* What is needed
Without the pictures, reproduce the records that follow exactly.

Dataset records:
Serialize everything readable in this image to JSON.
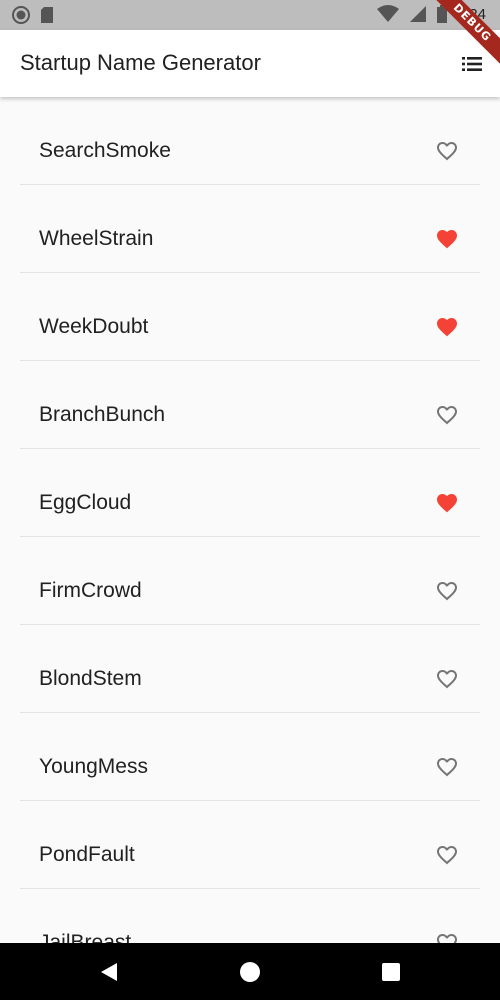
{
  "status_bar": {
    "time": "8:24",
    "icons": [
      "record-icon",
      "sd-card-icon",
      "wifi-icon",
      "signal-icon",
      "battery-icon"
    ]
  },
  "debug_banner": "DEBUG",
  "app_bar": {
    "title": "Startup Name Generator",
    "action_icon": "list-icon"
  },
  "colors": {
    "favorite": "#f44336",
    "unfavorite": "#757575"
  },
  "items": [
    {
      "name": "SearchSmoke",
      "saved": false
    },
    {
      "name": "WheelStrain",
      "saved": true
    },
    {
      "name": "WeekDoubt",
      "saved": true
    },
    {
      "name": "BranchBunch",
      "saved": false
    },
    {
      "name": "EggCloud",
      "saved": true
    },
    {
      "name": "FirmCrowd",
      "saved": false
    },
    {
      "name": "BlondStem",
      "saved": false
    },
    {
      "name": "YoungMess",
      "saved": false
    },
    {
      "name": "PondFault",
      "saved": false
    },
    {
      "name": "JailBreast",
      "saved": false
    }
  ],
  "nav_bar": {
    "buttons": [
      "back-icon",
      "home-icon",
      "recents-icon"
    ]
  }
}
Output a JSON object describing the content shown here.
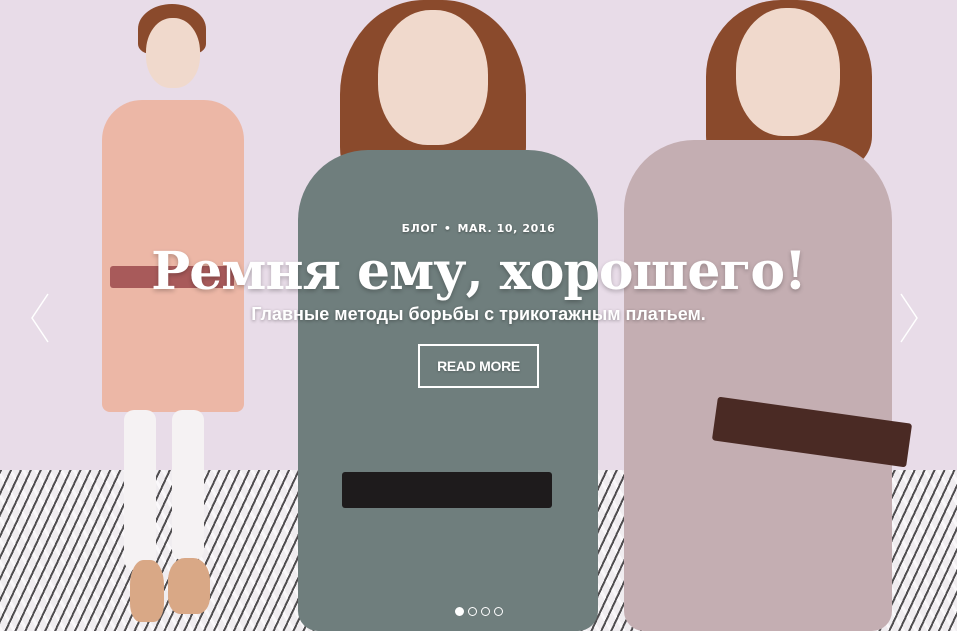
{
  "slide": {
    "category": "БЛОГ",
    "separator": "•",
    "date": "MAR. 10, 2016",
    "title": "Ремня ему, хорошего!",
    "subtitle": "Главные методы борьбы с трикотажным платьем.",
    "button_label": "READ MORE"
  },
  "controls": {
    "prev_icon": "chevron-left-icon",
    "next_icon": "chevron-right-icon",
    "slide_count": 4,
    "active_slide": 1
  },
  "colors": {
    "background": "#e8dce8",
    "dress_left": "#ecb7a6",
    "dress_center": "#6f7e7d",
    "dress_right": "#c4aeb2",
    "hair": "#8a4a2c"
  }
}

* Exercise response
Serialize everything readable in this image to JSON.
{
  "status_bar": {
    "time": "8:24",
    "icons": [
      "record-icon",
      "sd-card-icon",
      "wifi-icon",
      "signal-icon",
      "battery-icon"
    ]
  },
  "debug_banner": "DEBUG",
  "app_bar": {
    "title": "Startup Name Generator",
    "action_icon": "list-icon"
  },
  "colors": {
    "favorite": "#f44336",
    "unfavorite": "#757575"
  },
  "items": [
    {
      "name": "SearchSmoke",
      "saved": false
    },
    {
      "name": "WheelStrain",
      "saved": true
    },
    {
      "name": "WeekDoubt",
      "saved": true
    },
    {
      "name": "BranchBunch",
      "saved": false
    },
    {
      "name": "EggCloud",
      "saved": true
    },
    {
      "name": "FirmCrowd",
      "saved": false
    },
    {
      "name": "BlondStem",
      "saved": false
    },
    {
      "name": "YoungMess",
      "saved": false
    },
    {
      "name": "PondFault",
      "saved": false
    },
    {
      "name": "JailBreast",
      "saved": false
    }
  ],
  "nav_bar": {
    "buttons": [
      "back-icon",
      "home-icon",
      "recents-icon"
    ]
  }
}
Output a JSON object describing the content shown here.
{
  "slide": {
    "category": "БЛОГ",
    "separator": "•",
    "date": "MAR. 10, 2016",
    "title": "Ремня ему, хорошего!",
    "subtitle": "Главные методы борьбы с трикотажным платьем.",
    "button_label": "READ MORE"
  },
  "controls": {
    "prev_icon": "chevron-left-icon",
    "next_icon": "chevron-right-icon",
    "slide_count": 4,
    "active_slide": 1
  },
  "colors": {
    "background": "#e8dce8",
    "dress_left": "#ecb7a6",
    "dress_center": "#6f7e7d",
    "dress_right": "#c4aeb2",
    "hair": "#8a4a2c"
  }
}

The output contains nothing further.